= Work instructions =
Quote exactly the lines running from the line with "Serialize everything readable" to the end of the entries, including both, and nothing else.

Records excerpted from a collection:
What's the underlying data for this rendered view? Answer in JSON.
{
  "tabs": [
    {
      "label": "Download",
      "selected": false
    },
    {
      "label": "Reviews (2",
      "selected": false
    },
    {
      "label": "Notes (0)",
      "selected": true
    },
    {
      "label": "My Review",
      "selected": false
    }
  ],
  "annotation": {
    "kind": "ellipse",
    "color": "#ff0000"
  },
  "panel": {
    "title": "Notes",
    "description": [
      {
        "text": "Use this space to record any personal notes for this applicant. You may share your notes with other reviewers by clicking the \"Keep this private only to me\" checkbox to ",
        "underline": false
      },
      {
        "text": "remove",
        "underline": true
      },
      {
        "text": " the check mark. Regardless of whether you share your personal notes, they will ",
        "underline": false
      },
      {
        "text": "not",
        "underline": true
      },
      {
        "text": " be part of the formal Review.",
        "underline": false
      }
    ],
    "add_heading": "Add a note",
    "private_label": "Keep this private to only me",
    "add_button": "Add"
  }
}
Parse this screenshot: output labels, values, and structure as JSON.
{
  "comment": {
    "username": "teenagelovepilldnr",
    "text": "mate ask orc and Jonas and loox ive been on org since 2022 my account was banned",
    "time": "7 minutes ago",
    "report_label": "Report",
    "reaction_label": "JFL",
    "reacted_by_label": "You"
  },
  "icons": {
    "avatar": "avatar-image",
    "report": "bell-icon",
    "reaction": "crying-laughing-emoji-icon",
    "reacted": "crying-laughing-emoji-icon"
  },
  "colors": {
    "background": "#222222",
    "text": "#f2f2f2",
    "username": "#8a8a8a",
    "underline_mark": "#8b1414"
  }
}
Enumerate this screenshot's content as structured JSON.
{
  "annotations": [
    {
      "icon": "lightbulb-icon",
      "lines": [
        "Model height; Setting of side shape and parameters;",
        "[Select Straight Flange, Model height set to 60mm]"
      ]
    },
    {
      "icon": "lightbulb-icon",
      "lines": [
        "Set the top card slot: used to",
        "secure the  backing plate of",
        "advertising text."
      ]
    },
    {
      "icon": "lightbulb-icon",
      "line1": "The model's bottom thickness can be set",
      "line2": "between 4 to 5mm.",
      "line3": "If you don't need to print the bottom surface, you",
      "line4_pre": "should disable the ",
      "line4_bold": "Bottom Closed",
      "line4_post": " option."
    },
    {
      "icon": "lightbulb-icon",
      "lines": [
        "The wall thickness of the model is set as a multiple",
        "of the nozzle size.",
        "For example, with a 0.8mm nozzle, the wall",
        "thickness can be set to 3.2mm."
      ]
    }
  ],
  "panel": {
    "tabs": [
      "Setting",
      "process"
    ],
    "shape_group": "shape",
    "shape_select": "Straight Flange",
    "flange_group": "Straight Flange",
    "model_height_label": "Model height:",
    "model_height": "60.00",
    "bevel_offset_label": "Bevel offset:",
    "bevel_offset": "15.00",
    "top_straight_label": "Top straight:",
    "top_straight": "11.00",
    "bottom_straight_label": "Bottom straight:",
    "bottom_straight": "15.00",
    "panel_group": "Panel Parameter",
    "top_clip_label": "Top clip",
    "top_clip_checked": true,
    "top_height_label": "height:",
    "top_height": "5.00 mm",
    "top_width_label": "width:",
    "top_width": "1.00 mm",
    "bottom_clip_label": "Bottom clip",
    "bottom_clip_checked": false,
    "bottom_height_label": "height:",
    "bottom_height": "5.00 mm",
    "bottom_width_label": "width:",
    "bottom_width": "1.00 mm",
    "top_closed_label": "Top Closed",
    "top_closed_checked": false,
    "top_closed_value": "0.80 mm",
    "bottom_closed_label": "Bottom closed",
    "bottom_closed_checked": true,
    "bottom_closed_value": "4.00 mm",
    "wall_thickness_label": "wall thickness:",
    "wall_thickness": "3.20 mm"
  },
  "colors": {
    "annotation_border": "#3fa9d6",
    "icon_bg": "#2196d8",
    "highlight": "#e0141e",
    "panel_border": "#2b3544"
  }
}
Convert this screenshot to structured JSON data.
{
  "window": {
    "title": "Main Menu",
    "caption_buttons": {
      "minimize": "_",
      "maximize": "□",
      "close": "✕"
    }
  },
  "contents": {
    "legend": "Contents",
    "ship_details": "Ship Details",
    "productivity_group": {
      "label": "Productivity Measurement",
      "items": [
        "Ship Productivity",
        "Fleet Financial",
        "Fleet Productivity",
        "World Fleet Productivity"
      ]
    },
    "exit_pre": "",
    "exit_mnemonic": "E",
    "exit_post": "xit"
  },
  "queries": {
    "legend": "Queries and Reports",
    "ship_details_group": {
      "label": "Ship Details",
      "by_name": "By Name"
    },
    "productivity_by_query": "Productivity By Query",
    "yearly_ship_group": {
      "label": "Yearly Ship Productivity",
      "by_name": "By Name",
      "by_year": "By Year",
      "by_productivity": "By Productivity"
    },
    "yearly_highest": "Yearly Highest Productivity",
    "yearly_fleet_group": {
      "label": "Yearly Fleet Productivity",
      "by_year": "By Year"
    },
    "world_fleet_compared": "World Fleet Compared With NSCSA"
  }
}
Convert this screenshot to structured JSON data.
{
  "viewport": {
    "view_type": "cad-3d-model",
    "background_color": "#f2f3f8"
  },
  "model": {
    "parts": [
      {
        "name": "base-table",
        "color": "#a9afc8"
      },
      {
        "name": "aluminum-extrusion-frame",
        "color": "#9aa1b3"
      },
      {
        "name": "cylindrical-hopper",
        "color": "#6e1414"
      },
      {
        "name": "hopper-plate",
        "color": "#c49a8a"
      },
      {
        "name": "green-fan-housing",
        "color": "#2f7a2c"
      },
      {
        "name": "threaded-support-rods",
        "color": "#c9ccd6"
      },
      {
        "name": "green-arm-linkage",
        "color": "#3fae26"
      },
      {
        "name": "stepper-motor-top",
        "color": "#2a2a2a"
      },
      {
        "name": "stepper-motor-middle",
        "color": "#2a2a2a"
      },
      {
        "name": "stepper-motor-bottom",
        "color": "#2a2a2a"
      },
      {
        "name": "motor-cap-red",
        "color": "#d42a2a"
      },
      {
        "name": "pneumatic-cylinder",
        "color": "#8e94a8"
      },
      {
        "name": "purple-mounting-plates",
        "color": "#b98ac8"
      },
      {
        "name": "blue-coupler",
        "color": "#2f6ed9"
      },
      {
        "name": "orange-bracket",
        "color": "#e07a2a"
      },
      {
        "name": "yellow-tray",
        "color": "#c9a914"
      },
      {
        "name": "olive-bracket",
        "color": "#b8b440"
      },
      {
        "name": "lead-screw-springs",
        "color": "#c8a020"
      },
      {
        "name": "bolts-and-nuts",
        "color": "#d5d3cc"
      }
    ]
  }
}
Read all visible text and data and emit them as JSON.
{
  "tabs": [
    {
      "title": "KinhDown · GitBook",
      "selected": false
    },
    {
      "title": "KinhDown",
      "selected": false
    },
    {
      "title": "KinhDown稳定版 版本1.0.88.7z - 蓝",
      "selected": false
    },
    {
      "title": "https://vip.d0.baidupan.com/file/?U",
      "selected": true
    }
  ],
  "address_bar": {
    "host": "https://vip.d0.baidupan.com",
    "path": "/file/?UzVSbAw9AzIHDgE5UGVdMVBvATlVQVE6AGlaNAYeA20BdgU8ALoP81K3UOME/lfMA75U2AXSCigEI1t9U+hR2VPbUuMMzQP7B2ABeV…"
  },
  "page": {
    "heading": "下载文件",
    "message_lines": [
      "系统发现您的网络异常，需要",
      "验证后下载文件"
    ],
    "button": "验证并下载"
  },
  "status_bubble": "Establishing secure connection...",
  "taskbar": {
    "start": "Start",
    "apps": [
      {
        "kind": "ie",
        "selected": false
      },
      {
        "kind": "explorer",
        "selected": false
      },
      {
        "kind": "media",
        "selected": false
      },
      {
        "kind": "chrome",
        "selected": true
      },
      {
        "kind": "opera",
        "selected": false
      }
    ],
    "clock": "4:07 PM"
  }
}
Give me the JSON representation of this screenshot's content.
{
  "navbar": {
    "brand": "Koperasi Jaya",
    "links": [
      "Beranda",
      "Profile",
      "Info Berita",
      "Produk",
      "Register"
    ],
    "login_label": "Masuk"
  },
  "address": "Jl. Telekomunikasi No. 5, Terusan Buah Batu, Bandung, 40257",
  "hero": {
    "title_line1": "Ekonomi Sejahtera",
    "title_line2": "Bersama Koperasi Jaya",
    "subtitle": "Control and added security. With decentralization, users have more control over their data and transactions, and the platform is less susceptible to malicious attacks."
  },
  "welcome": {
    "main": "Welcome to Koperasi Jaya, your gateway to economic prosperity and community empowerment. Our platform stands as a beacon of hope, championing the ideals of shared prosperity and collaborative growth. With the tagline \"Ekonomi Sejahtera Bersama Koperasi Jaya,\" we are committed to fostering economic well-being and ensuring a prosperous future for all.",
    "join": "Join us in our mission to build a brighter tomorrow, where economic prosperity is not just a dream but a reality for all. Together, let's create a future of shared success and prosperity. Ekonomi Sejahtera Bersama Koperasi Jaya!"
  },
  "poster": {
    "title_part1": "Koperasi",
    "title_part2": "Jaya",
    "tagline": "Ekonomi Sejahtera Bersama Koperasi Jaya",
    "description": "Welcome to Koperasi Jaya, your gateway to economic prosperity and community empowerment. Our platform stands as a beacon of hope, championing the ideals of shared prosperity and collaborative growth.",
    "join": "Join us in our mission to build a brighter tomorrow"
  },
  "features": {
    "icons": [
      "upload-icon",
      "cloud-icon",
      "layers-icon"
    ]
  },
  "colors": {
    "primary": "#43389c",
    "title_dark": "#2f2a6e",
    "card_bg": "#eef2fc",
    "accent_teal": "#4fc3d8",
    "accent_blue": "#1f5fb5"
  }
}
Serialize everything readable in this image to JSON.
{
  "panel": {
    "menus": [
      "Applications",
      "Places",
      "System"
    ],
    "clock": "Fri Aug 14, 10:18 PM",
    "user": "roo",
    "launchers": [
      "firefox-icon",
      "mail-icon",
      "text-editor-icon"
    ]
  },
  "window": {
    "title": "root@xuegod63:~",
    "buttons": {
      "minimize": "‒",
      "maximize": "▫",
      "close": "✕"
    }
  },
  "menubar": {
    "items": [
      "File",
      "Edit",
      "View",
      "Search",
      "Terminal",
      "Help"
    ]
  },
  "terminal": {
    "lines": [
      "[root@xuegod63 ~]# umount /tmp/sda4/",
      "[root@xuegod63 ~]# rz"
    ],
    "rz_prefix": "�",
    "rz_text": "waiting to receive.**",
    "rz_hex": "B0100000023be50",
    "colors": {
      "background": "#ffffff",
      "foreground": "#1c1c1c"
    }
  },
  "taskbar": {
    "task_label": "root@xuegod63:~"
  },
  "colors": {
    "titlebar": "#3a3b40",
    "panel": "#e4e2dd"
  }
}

= Written response =
Serialize everything readable in this image to JSON.
{
  "panel": {
    "menus": [
      "Applications",
      "Places",
      "System"
    ],
    "clock": "Fri Aug 14, 10:18 PM",
    "user": "roo",
    "launchers": [
      "firefox-icon",
      "mail-icon",
      "text-editor-icon"
    ]
  },
  "window": {
    "title": "root@xuegod63:~",
    "buttons": {
      "minimize": "‒",
      "maximize": "▫",
      "close": "✕"
    }
  },
  "menubar": {
    "items": [
      "File",
      "Edit",
      "View",
      "Search",
      "Terminal",
      "Help"
    ]
  },
  "terminal": {
    "lines": [
      "[root@xuegod63 ~]# umount /tmp/sda4/",
      "[root@xuegod63 ~]# rz"
    ],
    "rz_prefix": "�",
    "rz_text": "waiting to receive.**",
    "rz_hex": "B0100000023be50",
    "colors": {
      "background": "#ffffff",
      "foreground": "#1c1c1c"
    }
  },
  "taskbar": {
    "task_label": "root@xuegod63:~"
  },
  "colors": {
    "titlebar": "#3a3b40",
    "panel": "#e4e2dd"
  }
}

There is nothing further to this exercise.